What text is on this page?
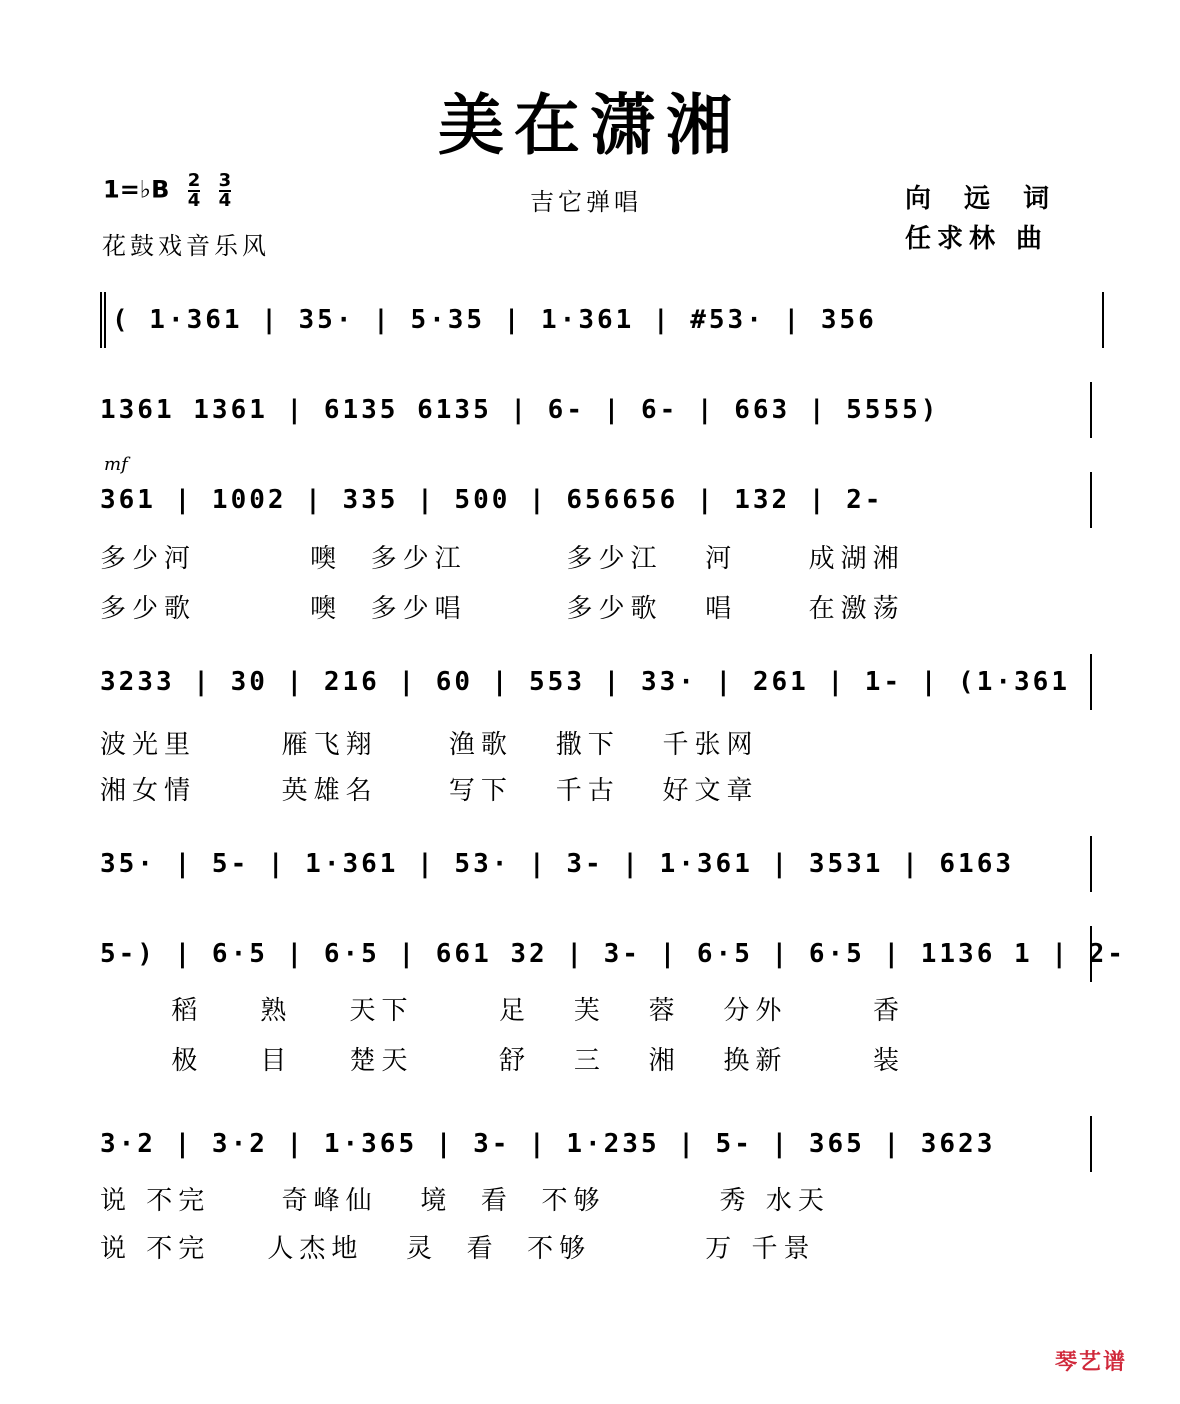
美在潇湘
1=♭B $\frac{2}{4}$
$\frac{3}{4}$	吉它弹唱
花鼓戏音乐风
向 远 词
任求林 曲
( 1·361 | 35· | 5·35 | 1·361 | #53· | 356
1361 1361 | 6135 6135 | 6- | 6- | 663 | 5555)
mf
361 | 1002 | 335 | 500 | 656656 | 132 | 2-
多少河        噢  多少江       多少江   河     成湖湘
多少歌        噢  多少唱       多少歌   唱     在激荡
3233 | 30 | 216 | 60 | 553 | 33· | 261 | 1- | (1·361
波光里      雁飞翔     渔歌   撒下   千张网
湘女情      英雄名     写下   千古   好文章
35· | 5- | 1·361 | 53· | 3- | 1·361 | 3531 | 6163
5-) | 6·5 | 6·5 | 661 32 | 3- | 6·5 | 6·5 | 1136 1 | 2-
稻    熟    天下      足   芙   蓉   分外      香
极    目    楚天      舒   三   湘   换新      装
3·2 | 3·2 | 1·365 | 3- | 1·235 | 5- | 365 | 3623
说 不完     奇峰仙   境  看  不够        秀 水天
说 不完    人杰地   灵  看  不够        万 千景
琴艺谱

* Exercise brief *
Copy the entries above faithfully and omit every image.

* Answer below *
What text is on this page?
美在潇湘
1=♭B $\frac{2}{4}$
$\frac{3}{4}$	吉它弹唱
花鼓戏音乐风
向 远 词
任求林 曲
( 1·361 | 35· | 5·35 | 1·361 | #53· | 356
1361 1361 | 6135 6135 | 6- | 6- | 663 | 5555)
mf
361 | 1002 | 335 | 500 | 656656 | 132 | 2-
多少河        噢  多少江       多少江   河     成湖湘
多少歌        噢  多少唱       多少歌   唱     在激荡
3233 | 30 | 216 | 60 | 553 | 33· | 261 | 1- | (1·361
波光里      雁飞翔     渔歌   撒下   千张网
湘女情      英雄名     写下   千古   好文章
35· | 5- | 1·361 | 53· | 3- | 1·361 | 3531 | 6163
5-) | 6·5 | 6·5 | 661 32 | 3- | 6·5 | 6·5 | 1136 1 | 2-
稻    熟    天下      足   芙   蓉   分外      香
极    目    楚天      舒   三   湘   换新      装
3·2 | 3·2 | 1·365 | 3- | 1·235 | 5- | 365 | 3623
说 不完     奇峰仙   境  看  不够        秀 水天
说 不完    人杰地   灵  看  不够        万 千景
琴艺谱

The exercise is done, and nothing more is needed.